YOUR OBJECTIVE :: Images are excluded; otherwise, output every record exactly.

SUPPLIED ENTRIES ::
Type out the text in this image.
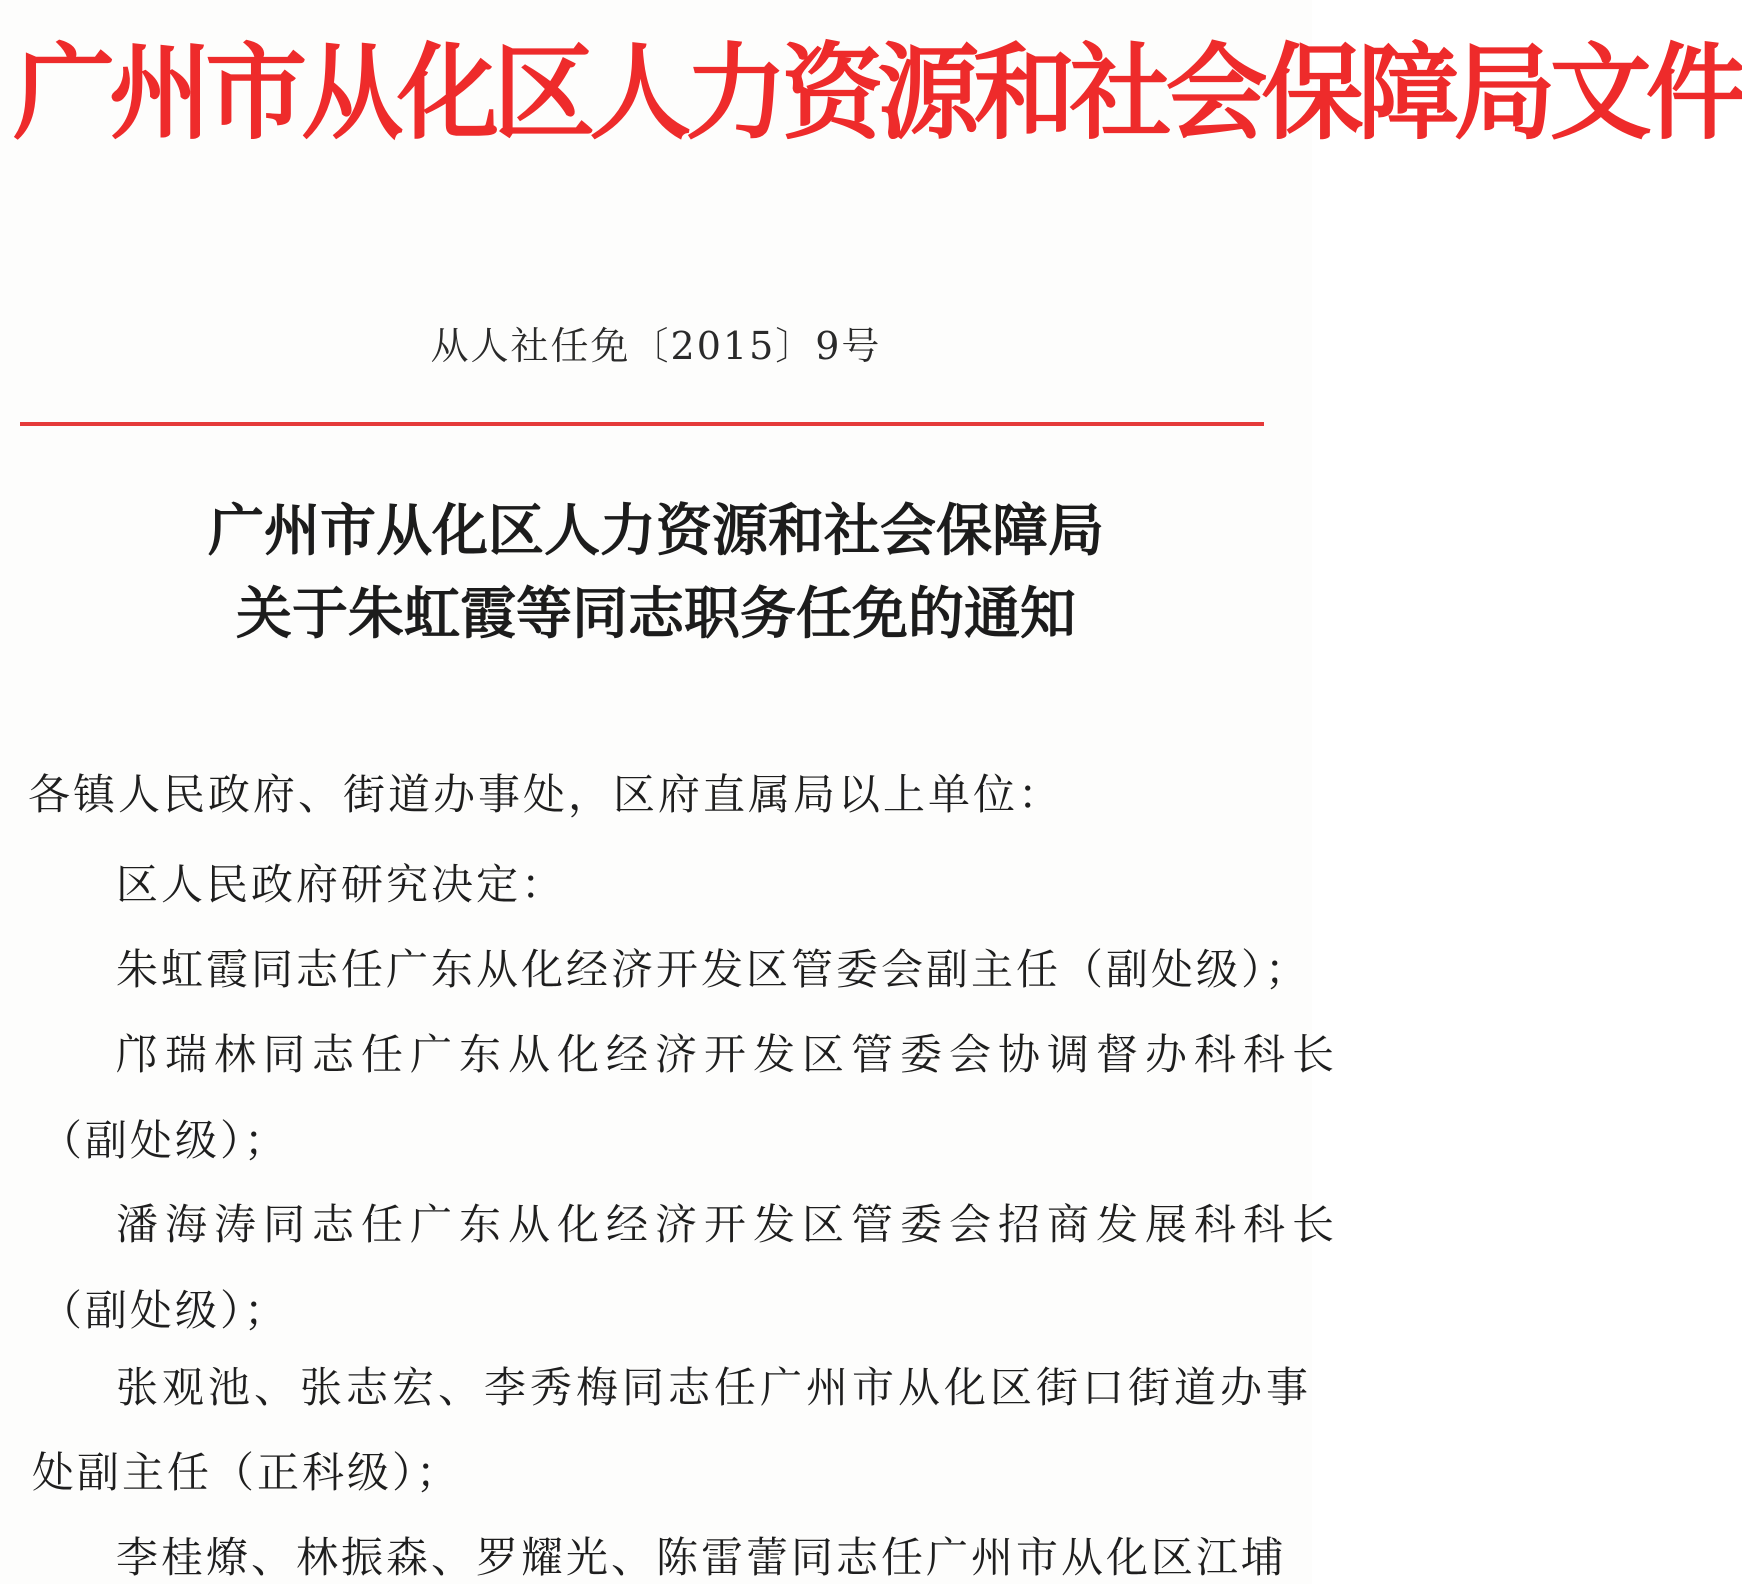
广州市从化区人力资源和社会保障局文件
从人社任免〔2015〕9号
广州市从化区人力资源和社会保障局
关于朱虹霞等同志职务任免的通知
各镇人民政府、街道办事处，区府直属局以上单位：
区人民政府研究决定：
朱虹霞同志任广东从化经济开发区管委会副主任（副处级）；
邝瑞林同志任广东从化经济开发区管委会协调督办科科长
（副处级）；
潘海涛同志任广东从化经济开发区管委会招商发展科科长
（副处级）；
张观池、张志宏、李秀梅同志任广州市从化区街口街道办事
处副主任（正科级）；
李桂燎、林振森、罗耀光、陈雷蕾同志任广州市从化区江埔
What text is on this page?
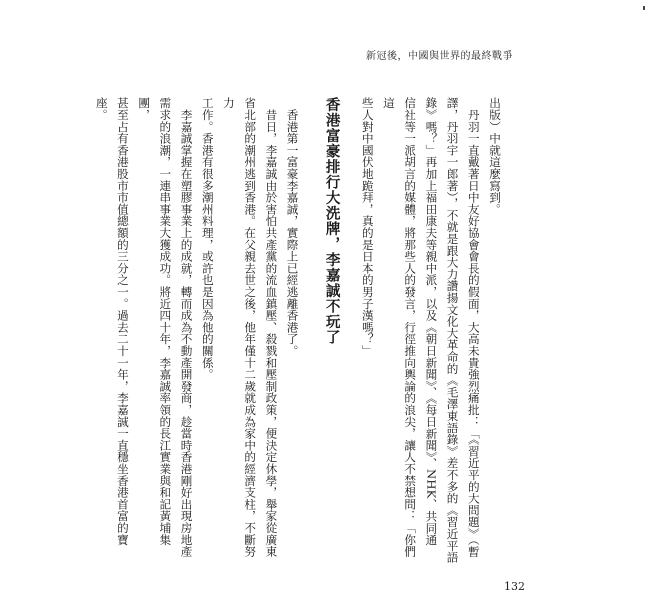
新冠後，中國與世界的最終戰爭

出版）中就這麼寫到。

　丹羽一直戴著日中友好協會會長的假面，大高未貴強烈痛批：「《習近平的大問題》（暫

譯，丹羽宇一郎著），不就是跟大力讚揚文化大革命的《毛澤東語錄》差不多的《習近平語

錄》嗎？」再加上福田康夫等親中派，以及《朝日新聞》、《每日新聞》、NHK、共同通

信社等一派胡言的媒體，將那些人的發言，行徑推向輿論的浪尖，讓人不禁想問：「你們這

些人對中國伏地跪拜，真的是日本的男子漢嗎？」

香港富豪排行大洗牌，李嘉誠不玩了

　香港第一富豪李嘉誠，實際上已經逃離香港了。

　昔日，李嘉誠由於害怕共產黨的流血鎮壓、殺戮和壓制政策，便決定休學，舉家從廣東

省北部的潮州逃到香港。在父親去世之後，他年僅十二歲就成為家中的經濟支柱，不斷努力

工作。香港有很多潮州料理，或許也是因為他的關係。

　李嘉誠掌握在塑膠事業上的成就，轉而成為不動產開發商，趁當時香港剛好出現房地產

需求的浪潮，一連串事業大獲成功。將近四十年，李嘉誠率領的長江實業與和記黃埔集團，

甚至占有香港股市市值總額的三分之一。過去二十一年，李嘉誠一直穩坐香港首富的寶座。

132
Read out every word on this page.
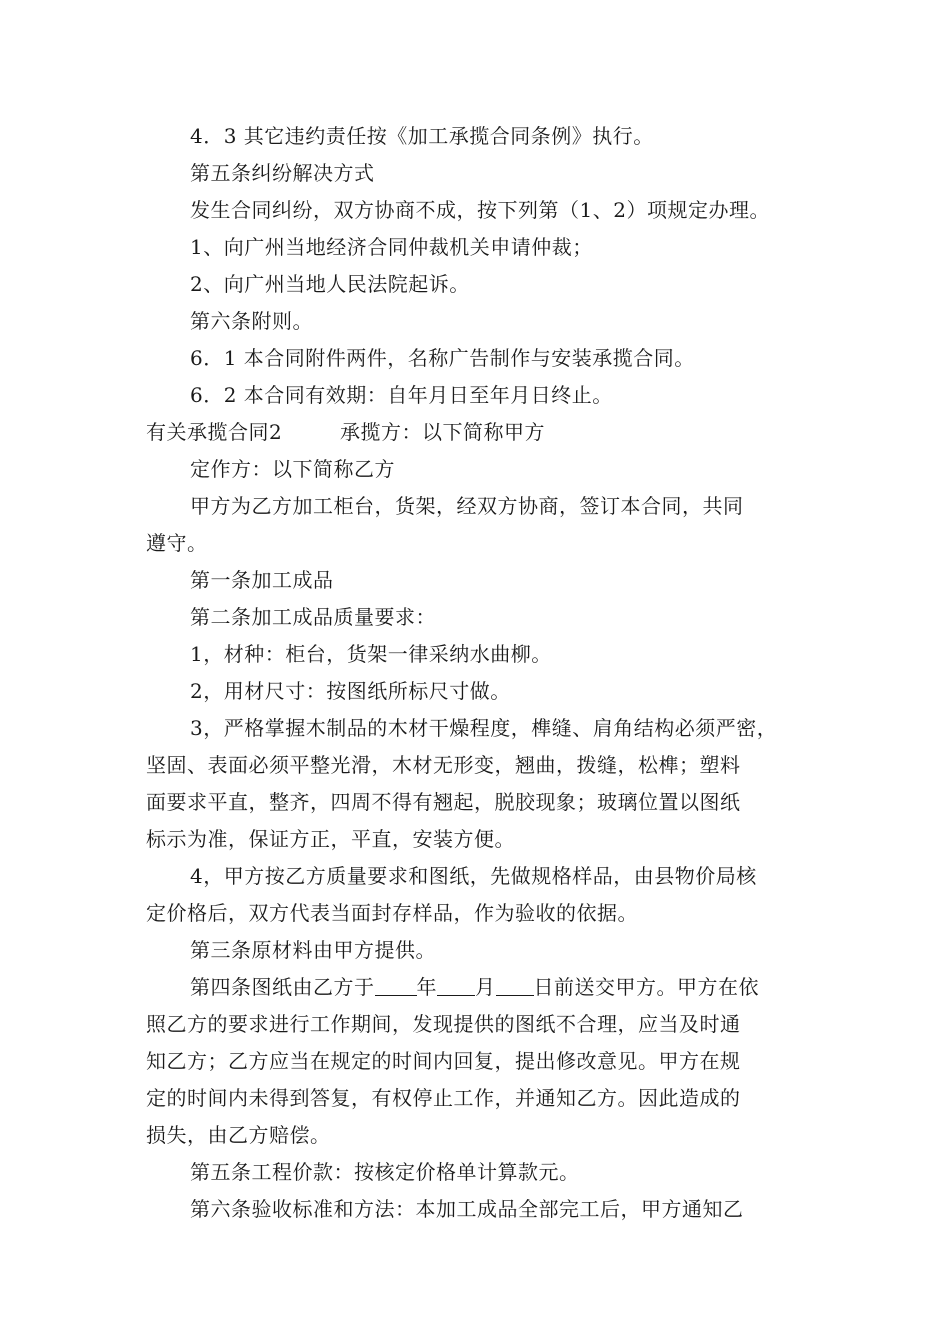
4．3 其它违约责任按《加工承揽合同条例》执行。
第五条纠纷解决方式
发生合同纠纷，双方协商不成，按下列第（1、2）项规定办理。
1、向广州当地经济合同仲裁机关申请仲裁；
2、向广州当地人民法院起诉。
第六条附则。
6．1 本合同附件两件，名称广告制作与安装承揽合同。
6．2 本合同有效期：自年月日至年月日终止。
有关承揽合同2	承揽方：以下简称甲方
定作方：以下简称乙方
甲方为乙方加工柜台，货架，经双方协商，签订本合同，共同
遵守。
第一条加工成品
第二条加工成品质量要求：
1，材种：柜台，货架一律采纳水曲柳。
2，用材尺寸：按图纸所标尺寸做。
3，严格掌握木制品的木材干燥程度，榫缝、肩角结构必须严密，
坚固、表面必须平整光滑，木材无形变，翘曲，拨缝，松榫；塑料
面要求平直，整齐，四周不得有翘起，脱胶现象；玻璃位置以图纸
标示为准，保证方正，平直，安装方便。
4，甲方按乙方质量要求和图纸，先做规格样品，由县物价局核
定价格后，双方代表当面封存样品，作为验收的依据。
第三条原材料由甲方提供。
第四条图纸由乙方于 年 月 日前送交甲方。甲方在依
照乙方的要求进行工作期间，发现提供的图纸不合理，应当及时通
知乙方；乙方应当在规定的时间内回复，提出修改意见。甲方在规
定的时间内未得到答复，有权停止工作，并通知乙方。因此造成的
损失，由乙方赔偿。
第五条工程价款：按核定价格单计算款元。
第六条验收标准和方法：本加工成品全部完工后，甲方通知乙
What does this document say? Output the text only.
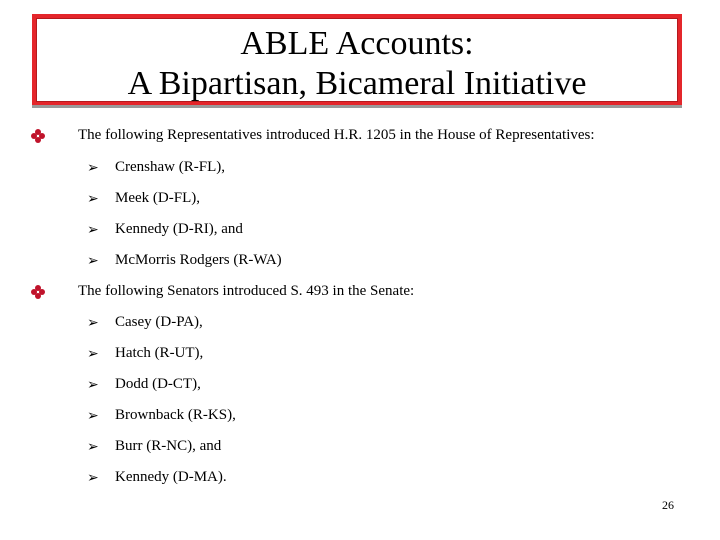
ABLE Accounts:
A Bipartisan, Bicameral Initiative
The following Representatives introduced H.R. 1205 in the House of Representatives:
➢ Crenshaw (R-FL),
➢ Meek (D-FL),
➢ Kennedy (D-RI), and
➢ McMorris Rodgers (R-WA)
The following Senators introduced S. 493 in the Senate:
➢ Casey (D-PA),
➢ Hatch (R-UT),
➢ Dodd (D-CT),
➢ Brownback (R-KS),
➢ Burr (R-NC), and
➢ Kennedy (D-MA).
26
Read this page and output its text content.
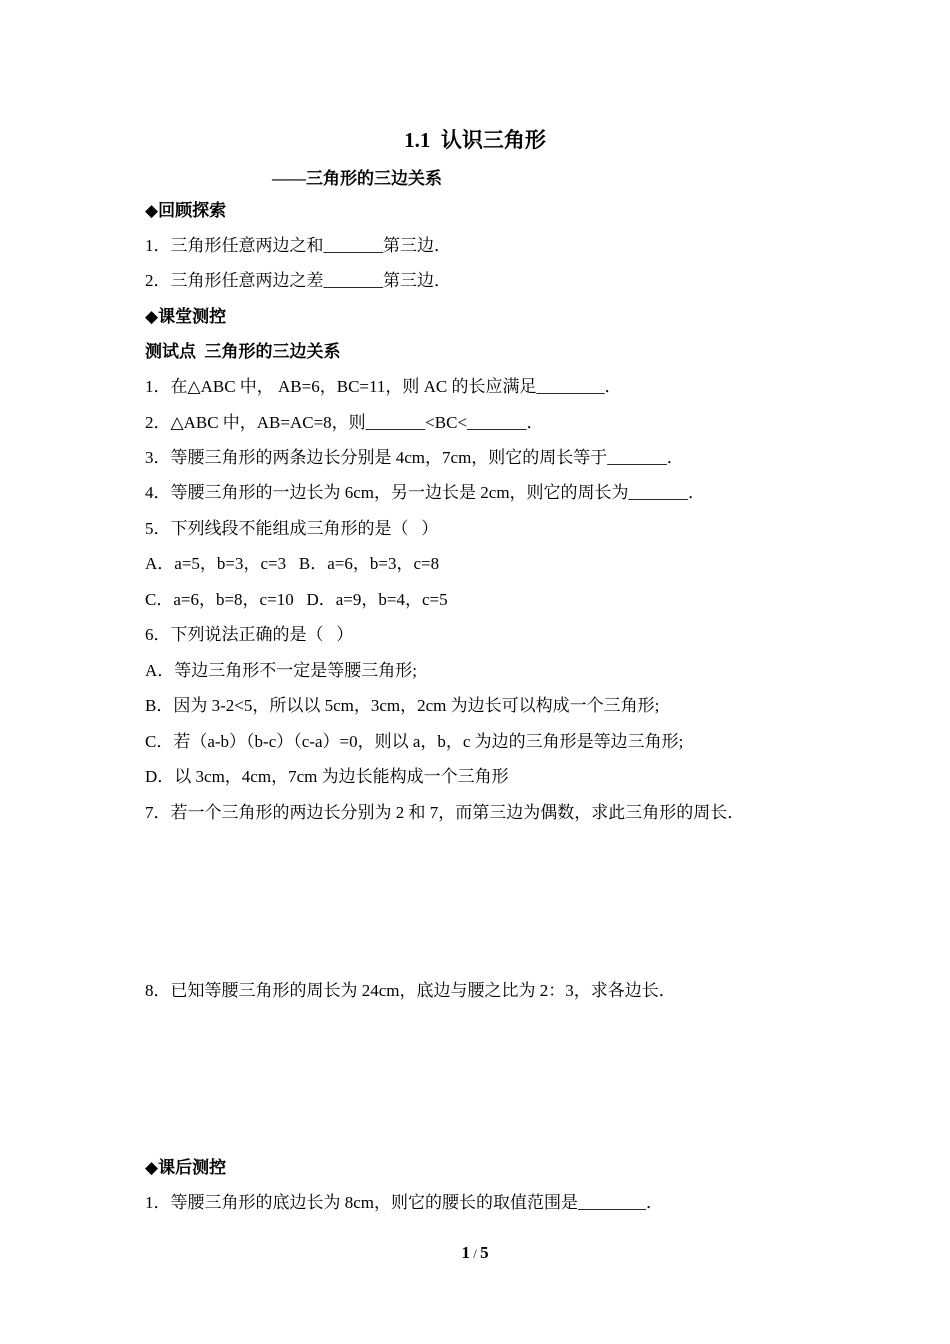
1.1  认识三角形
——三角形的三边关系
◆回顾探索
1．三角形任意两边之和_______第三边．
2．三角形任意两边之差_______第三边．
◆课堂测控
测试点  三角形的三边关系
1．在△ABC 中， AB=6，BC=11，则 AC 的长应满足________．
2．△ABC 中，AB=AC=8，则_______<BC<_______．
3．等腰三角形的两条边长分别是 4cm，7cm，则它的周长等于_______．
4．等腰三角形的一边长为 6cm，另一边长是 2cm，则它的周长为_______．
5．下列线段不能组成三角形的是（   ）
A．a=5，b=3，c=3   B．a=6，b=3，c=8
C．a=6，b=8，c=10   D．a=9，b=4，c=5
6．下列说法正确的是（   ）
A．等边三角形不一定是等腰三角形;
B．因为 3-2<5，所以以 5cm，3cm，2cm 为边长可以构成一个三角形;
C．若（a-b）（b-c）（c-a）=0，则以 a，b，c 为边的三角形是等边三角形;
D．以 3cm，4cm，7cm 为边长能构成一个三角形
7．若一个三角形的两边长分别为 2 和 7，而第三边为偶数，求此三角形的周长．
8．已知等腰三角形的周长为 24cm，底边与腰之比为 2：3，求各边长．
◆课后测控
1．等腰三角形的底边长为 8cm，则它的腰长的取值范围是________．
1 / 5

THE RESPONSE ::
Type out the text in this image.
广州市从化区人力资源和社会保障局文件
从人社任免〔2015〕9号
广州市从化区人力资源和社会保障局
关于朱虹霞等同志职务任免的通知
各镇人民政府、街道办事处，区府直属局以上单位：
区人民政府研究决定：
朱虹霞同志任广东从化经济开发区管委会副主任（副处级）；
邝瑞林同志任广东从化经济开发区管委会协调督办科科长
（副处级）；
潘海涛同志任广东从化经济开发区管委会招商发展科科长
（副处级）；
张观池、张志宏、李秀梅同志任广州市从化区街口街道办事
处副主任（正科级）；
李桂燎、林振森、罗耀光、陈雷蕾同志任广州市从化区江埔
What text is on this page?
新冠後，中國與世界的最終戰爭

出版）中就這麼寫到。

　丹羽一直戴著日中友好協會會長的假面，大高未貴強烈痛批：「《習近平的大問題》（暫

譯，丹羽宇一郎著），不就是跟大力讚揚文化大革命的《毛澤東語錄》差不多的《習近平語

錄》嗎？」再加上福田康夫等親中派，以及《朝日新聞》、《每日新聞》、NHK、共同通

信社等一派胡言的媒體，將那些人的發言，行徑推向輿論的浪尖，讓人不禁想問：「你們這

些人對中國伏地跪拜，真的是日本的男子漢嗎？」

香港富豪排行大洗牌，李嘉誠不玩了

　香港第一富豪李嘉誠，實際上已經逃離香港了。

　昔日，李嘉誠由於害怕共產黨的流血鎮壓、殺戮和壓制政策，便決定休學，舉家從廣東

省北部的潮州逃到香港。在父親去世之後，他年僅十二歲就成為家中的經濟支柱，不斷努力

工作。香港有很多潮州料理，或許也是因為他的關係。

　李嘉誠掌握在塑膠事業上的成就，轉而成為不動產開發商，趁當時香港剛好出現房地產

需求的浪潮，一連串事業大獲成功。將近四十年，李嘉誠率領的長江實業與和記黃埔集團，

甚至占有香港股市市值總額的三分之一。過去二十一年，李嘉誠一直穩坐香港首富的寶座。

132
Read out every word on this page.
4．3 其它违约责任按《加工承揽合同条例》执行。
第五条纠纷解决方式
发生合同纠纷，双方协商不成，按下列第（1、2）项规定办理。
1、向广州当地经济合同仲裁机关申请仲裁；
2、向广州当地人民法院起诉。
第六条附则。
6．1 本合同附件两件，名称广告制作与安装承揽合同。
6．2 本合同有效期：自年月日至年月日终止。
有关承揽合同2	承揽方：以下简称甲方
定作方：以下简称乙方
甲方为乙方加工柜台，货架，经双方协商，签订本合同，共同
遵守。
第一条加工成品
第二条加工成品质量要求：
1，材种：柜台，货架一律采纳水曲柳。
2，用材尺寸：按图纸所标尺寸做。
3，严格掌握木制品的木材干燥程度，榫缝、肩角结构必须严密，
坚固、表面必须平整光滑，木材无形变，翘曲，拨缝，松榫；塑料
面要求平直，整齐，四周不得有翘起，脱胶现象；玻璃位置以图纸
标示为准，保证方正，平直，安装方便。
4，甲方按乙方质量要求和图纸，先做规格样品，由县物价局核
定价格后，双方代表当面封存样品，作为验收的依据。
第三条原材料由甲方提供。
第四条图纸由乙方于 年 月 日前送交甲方。甲方在依
照乙方的要求进行工作期间，发现提供的图纸不合理，应当及时通
知乙方；乙方应当在规定的时间内回复，提出修改意见。甲方在规
定的时间内未得到答复，有权停止工作，并通知乙方。因此造成的
损失，由乙方赔偿。
第五条工程价款：按核定价格单计算款元。
第六条验收标准和方法：本加工成品全部完工后，甲方通知乙
What does this document say? Output the text only.
ABLE Accounts:
A Bipartisan, Bicameral Initiative
The following Representatives introduced H.R. 1205 in the House of Representatives:
➢ Crenshaw (R-FL),
➢ Meek (D-FL),
➢ Kennedy (D-RI), and
➢ McMorris Rodgers (R-WA)
The following Senators introduced S. 493 in the Senate:
➢ Casey (D-PA),
➢ Hatch (R-UT),
➢ Dodd (D-CT),
➢ Brownback (R-KS),
➢ Burr (R-NC), and
➢ Kennedy (D-MA).
26
Read this page and output its text content.
1.1  认识三角形
——三角形的三边关系
◆回顾探索
1．三角形任意两边之和_______第三边．
2．三角形任意两边之差_______第三边．
◆课堂测控
测试点  三角形的三边关系
1．在△ABC 中， AB=6，BC=11，则 AC 的长应满足________．
2．△ABC 中，AB=AC=8，则_______<BC<_______．
3．等腰三角形的两条边长分别是 4cm，7cm，则它的周长等于_______．
4．等腰三角形的一边长为 6cm，另一边长是 2cm，则它的周长为_______．
5．下列线段不能组成三角形的是（   ）
A．a=5，b=3，c=3   B．a=6，b=3，c=8
C．a=6，b=8，c=10   D．a=9，b=4，c=5
6．下列说法正确的是（   ）
A．等边三角形不一定是等腰三角形;
B．因为 3-2<5，所以以 5cm，3cm，2cm 为边长可以构成一个三角形;
C．若（a-b）（b-c）（c-a）=0，则以 a，b，c 为边的三角形是等边三角形;
D．以 3cm，4cm，7cm 为边长能构成一个三角形
7．若一个三角形的两边长分别为 2 和 7，而第三边为偶数，求此三角形的周长．
8．已知等腰三角形的周长为 24cm，底边与腰之比为 2：3，求各边长．
◆课后测控
1．等腰三角形的底边长为 8cm，则它的腰长的取值范围是________．
1 / 5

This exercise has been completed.